**Material for the task:**
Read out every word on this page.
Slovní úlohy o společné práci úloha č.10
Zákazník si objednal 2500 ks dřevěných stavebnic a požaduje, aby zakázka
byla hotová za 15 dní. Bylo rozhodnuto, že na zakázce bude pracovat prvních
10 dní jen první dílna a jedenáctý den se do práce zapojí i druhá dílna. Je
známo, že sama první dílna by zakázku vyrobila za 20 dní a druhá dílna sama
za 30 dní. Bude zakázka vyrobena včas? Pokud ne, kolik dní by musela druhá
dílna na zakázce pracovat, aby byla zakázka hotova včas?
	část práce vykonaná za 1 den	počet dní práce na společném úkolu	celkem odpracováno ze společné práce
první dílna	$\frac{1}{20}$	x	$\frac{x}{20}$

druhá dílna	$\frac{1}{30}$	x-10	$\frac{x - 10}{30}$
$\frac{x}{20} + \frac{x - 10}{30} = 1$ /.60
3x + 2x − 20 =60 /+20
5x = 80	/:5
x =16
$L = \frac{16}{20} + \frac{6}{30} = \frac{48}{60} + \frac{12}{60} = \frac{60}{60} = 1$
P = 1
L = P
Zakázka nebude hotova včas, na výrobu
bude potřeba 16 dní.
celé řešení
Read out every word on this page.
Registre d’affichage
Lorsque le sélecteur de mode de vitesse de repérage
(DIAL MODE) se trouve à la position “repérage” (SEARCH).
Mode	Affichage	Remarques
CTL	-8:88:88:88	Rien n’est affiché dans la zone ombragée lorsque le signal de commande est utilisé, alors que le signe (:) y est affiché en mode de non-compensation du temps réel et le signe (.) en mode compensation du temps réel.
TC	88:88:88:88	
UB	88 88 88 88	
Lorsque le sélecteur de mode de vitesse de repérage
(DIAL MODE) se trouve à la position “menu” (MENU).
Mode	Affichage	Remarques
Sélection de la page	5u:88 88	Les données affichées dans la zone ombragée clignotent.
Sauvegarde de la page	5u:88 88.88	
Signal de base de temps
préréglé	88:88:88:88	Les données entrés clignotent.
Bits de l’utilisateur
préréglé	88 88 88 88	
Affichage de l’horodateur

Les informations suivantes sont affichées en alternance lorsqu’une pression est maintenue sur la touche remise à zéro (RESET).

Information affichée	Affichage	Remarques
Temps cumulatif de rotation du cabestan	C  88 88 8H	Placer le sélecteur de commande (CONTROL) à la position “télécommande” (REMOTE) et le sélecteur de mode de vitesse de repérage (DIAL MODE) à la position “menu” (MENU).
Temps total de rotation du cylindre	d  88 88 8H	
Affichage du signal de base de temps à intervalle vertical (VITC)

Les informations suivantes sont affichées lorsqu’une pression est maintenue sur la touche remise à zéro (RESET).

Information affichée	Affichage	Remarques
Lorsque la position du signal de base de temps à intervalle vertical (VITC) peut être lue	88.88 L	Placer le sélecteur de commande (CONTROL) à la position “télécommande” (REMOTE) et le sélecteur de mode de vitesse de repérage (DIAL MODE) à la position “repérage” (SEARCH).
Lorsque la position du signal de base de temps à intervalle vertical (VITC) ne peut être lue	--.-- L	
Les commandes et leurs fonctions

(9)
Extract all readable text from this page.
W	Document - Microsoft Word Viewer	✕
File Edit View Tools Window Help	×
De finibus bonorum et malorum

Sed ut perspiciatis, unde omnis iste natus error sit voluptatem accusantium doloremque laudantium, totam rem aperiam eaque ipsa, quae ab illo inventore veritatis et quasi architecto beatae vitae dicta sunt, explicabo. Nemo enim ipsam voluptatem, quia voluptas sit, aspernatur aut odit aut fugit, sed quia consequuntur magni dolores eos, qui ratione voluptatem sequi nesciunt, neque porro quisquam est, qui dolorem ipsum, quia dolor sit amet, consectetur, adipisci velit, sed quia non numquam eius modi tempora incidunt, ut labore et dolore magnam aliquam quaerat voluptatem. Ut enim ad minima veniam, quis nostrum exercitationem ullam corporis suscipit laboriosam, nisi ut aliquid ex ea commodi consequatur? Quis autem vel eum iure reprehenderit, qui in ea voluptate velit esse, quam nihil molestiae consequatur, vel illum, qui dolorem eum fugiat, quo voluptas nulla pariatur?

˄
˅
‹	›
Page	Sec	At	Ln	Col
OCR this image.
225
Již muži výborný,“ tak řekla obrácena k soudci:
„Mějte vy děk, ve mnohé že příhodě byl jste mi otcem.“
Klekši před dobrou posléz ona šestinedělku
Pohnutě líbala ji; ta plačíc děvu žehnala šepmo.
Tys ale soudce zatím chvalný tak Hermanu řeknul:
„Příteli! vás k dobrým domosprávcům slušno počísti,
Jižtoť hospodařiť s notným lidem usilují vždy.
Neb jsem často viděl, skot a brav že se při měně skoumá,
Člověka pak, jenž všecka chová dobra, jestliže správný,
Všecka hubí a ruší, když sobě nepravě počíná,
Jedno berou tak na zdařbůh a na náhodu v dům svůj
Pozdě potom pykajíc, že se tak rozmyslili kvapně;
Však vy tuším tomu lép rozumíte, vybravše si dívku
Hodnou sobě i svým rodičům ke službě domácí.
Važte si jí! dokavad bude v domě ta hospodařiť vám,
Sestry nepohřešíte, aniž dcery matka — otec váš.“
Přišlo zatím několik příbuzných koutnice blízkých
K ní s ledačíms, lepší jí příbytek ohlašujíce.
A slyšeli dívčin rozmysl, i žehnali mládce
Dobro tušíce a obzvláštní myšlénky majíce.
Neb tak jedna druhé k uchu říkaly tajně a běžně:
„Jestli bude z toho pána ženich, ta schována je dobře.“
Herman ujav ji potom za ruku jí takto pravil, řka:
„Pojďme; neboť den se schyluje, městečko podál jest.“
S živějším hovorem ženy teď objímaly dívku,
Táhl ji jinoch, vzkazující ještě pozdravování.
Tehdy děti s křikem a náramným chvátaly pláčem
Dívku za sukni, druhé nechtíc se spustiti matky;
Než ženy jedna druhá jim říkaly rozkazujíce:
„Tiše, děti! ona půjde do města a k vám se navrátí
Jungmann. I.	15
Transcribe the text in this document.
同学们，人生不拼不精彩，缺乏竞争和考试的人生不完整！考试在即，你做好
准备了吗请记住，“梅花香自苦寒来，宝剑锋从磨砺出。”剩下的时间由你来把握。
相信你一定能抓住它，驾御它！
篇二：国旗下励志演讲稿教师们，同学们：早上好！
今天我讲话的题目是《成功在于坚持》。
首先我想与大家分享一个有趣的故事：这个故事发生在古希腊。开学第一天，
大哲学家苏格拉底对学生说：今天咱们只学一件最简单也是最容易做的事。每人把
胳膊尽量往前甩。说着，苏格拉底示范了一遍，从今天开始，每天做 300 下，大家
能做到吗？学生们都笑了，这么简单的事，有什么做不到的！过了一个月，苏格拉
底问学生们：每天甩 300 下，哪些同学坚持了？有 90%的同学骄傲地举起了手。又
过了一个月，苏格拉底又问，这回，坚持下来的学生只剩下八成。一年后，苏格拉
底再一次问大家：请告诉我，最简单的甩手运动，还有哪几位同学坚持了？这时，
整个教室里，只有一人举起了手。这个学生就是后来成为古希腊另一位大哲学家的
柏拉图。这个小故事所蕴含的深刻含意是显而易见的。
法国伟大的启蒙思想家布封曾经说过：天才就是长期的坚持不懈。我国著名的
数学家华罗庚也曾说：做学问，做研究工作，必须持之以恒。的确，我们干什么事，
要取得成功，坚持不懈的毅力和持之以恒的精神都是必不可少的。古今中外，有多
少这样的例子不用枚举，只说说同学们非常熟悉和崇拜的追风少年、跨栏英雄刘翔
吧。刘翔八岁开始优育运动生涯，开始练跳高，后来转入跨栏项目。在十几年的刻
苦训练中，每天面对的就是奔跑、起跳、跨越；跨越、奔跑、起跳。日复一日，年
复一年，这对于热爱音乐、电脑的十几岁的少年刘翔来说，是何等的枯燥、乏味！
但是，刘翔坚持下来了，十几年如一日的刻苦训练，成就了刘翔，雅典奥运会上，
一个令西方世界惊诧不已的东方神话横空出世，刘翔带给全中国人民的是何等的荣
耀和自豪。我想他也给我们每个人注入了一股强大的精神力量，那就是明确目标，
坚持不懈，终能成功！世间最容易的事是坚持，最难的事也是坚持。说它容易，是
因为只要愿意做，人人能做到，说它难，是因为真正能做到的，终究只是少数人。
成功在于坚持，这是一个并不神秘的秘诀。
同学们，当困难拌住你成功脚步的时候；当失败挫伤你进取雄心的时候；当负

**Goal:** Exactly how many lines in the data above contain the word "RESET"? Respond with the number and nothing more.

**Finished answer:** 2